[Begin GIVEN TEXT]

Russia gas dispute hits EU security, aids rivals
By Gerard Wynn and Nina Chestney - Analysis
LONDON (Reuters) - Nuclear power may be the winner from a shutdown of Russian gas exports that has highlighted Europe's vulnerability and limited energy options.
Bulgarians shivered in their homes on Wednesday as one of the most affected countries rationed supplies following its switch to gas stores.
The question is whether the fear factor of no heating during a freezing mid-winter will prompt strategic changes in EU-wide energy policy and investment, for example to increase coal, nuclear or renewables or alternative routes to other suppliers.
"I would definitely push the European countries to get alternative ways of generating electricity," said Fatih Birol, chief economist of the International Energy Agency, the Paris-based energy watchdog for rich countries.
"Gas is mainly used for electricity generation, and a key option here is nuclear," he told Reuters.
"This is in a sense a very good wake up call for the European Union," he said adding global gas production was becoming ever more concentrated among countries where state-run companies like Russia's Gazprom dominated.
The European Union is dependent on Russia for around a quarter of its gas. All supplies via the main Ukraine transit pipeline halted on Wednesday following a Moscow-Kiev rift over gas prices. They blamed each other for blocking EU supplies.
The most vulnerable countries were those with the least domestic gas storage capacity and fewest alternative sources. Countries most at risk were Bulgaria, Romania, Turkey, Greece, Slovakia, Hungary and the Czech Republic, said Birol.
The suspicion has grown that Moscow may have harmed itself in a second price dispute with Ukraine in three years, almost snuffing out EU supplies just months after Russia's war with another key European energy transit country Georgia. "The fact is that supplies to the European Union are not arriving to lots of member states at this time," said Ferran Tarradellas, energy spokesman for the EU's executive Commission.

[End GIVEN TEXT]
[Begin RECORDS PROVIDED]

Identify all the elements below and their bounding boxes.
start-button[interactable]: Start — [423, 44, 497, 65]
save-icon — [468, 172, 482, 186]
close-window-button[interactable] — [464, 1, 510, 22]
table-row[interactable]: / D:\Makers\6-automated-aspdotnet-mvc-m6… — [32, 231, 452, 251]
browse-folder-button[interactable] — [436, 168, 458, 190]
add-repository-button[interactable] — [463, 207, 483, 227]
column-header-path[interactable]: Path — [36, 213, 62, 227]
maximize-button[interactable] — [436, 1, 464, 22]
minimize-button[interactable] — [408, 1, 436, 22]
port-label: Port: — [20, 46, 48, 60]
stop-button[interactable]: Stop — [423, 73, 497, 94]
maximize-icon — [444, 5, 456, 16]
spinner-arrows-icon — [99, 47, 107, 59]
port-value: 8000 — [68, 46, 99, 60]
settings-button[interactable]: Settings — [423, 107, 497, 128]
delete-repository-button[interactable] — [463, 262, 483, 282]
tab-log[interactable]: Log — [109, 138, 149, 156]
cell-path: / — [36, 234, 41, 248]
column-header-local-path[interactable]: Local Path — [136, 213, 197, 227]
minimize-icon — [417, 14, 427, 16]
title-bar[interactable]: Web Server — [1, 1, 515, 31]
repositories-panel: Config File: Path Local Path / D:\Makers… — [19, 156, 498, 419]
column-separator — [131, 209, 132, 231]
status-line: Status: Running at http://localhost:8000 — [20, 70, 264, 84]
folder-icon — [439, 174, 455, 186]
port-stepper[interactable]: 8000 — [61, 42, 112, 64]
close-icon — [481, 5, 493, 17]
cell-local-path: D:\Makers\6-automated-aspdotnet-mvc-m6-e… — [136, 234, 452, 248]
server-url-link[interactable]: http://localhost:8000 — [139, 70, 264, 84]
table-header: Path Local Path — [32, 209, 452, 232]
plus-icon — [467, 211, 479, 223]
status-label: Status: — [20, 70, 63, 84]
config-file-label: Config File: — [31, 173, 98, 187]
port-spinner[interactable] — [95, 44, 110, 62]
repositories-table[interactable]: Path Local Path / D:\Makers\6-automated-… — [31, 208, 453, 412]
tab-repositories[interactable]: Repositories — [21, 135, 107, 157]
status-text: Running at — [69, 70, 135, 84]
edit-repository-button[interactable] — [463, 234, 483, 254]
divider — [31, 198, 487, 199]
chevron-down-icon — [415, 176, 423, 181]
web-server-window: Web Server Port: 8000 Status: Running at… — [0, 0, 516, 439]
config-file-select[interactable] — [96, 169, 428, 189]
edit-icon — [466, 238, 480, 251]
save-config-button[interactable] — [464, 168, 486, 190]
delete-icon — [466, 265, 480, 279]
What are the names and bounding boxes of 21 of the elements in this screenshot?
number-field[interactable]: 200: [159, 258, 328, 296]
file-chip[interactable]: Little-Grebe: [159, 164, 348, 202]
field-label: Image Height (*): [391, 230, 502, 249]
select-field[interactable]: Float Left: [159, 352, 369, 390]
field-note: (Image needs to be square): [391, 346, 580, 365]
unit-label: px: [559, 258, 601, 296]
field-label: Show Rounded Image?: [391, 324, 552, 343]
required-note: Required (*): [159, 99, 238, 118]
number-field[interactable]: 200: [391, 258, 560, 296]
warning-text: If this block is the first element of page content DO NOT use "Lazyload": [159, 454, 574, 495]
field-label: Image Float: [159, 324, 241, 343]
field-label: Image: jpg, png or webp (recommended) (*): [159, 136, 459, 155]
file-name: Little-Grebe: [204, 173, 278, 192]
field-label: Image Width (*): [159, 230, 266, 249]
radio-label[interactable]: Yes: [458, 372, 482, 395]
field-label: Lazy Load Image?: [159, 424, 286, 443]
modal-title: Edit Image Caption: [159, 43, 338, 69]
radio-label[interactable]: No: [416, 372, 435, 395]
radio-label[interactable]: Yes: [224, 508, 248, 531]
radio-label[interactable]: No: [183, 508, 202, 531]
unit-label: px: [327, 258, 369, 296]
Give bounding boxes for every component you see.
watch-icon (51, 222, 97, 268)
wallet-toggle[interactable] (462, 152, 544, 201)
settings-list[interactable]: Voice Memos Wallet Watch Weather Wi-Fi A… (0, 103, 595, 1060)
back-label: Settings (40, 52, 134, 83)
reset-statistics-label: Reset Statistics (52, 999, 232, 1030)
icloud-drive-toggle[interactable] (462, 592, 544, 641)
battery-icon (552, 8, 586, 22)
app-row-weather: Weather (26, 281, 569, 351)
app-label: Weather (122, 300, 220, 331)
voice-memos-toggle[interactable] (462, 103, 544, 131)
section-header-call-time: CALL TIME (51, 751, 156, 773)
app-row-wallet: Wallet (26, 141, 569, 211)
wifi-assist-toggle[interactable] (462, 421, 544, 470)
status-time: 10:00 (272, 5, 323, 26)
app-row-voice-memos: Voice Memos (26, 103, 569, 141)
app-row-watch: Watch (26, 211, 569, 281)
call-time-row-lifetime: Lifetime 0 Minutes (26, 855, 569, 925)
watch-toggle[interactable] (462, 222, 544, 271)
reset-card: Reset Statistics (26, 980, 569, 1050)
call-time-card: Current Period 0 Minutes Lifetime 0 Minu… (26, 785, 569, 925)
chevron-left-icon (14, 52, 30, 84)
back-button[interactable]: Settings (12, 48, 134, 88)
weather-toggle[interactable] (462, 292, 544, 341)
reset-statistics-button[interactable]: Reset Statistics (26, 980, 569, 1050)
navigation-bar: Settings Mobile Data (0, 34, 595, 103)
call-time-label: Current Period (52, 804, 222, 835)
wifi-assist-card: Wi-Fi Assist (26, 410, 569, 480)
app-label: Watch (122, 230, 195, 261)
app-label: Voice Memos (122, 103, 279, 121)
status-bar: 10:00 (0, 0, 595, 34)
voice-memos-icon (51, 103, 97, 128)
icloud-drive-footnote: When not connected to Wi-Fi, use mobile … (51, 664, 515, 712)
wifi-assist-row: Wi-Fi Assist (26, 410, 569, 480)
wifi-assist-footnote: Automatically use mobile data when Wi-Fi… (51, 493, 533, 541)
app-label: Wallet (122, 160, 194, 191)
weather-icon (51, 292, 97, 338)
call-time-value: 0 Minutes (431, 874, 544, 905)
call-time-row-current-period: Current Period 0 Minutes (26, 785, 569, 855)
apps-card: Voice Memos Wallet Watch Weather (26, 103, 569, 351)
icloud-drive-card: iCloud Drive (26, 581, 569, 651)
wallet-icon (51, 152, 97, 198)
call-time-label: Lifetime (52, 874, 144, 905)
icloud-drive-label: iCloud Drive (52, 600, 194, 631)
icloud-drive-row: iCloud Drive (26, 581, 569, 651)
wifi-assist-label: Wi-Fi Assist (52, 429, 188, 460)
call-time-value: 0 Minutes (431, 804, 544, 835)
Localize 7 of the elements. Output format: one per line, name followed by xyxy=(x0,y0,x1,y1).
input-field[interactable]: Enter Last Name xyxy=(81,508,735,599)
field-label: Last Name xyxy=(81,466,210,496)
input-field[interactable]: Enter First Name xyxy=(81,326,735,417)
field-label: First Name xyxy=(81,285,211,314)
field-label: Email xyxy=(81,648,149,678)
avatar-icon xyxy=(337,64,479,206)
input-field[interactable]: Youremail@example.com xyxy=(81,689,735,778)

[End RECORDS PROVIDED]

▶ **PROBLEM DESCRIPTION**:
From the article on the Russia gas dispute, reproduce the passage that opens with the words containing "The question is" and closes with "he told Reuters.", substituting "power" for "electricity".

▶ **ANSWER TO THE TASK**:
The question is whether the fear factor of no heating during a freezing mid-winter will prompt strategic changes in EU-wide energy policy and investment, for example to increase coal, nuclear or renewables or alternative routes to other suppliers.
"I would definitely push the European countries to get alternative ways of generating power," said Fatih Birol, chief economist of the International Energy Agency, the Paris-based energy watchdog for rich countries.
"Gas is mainly used for power generation, and a key option here is nuclear," he told Reuters.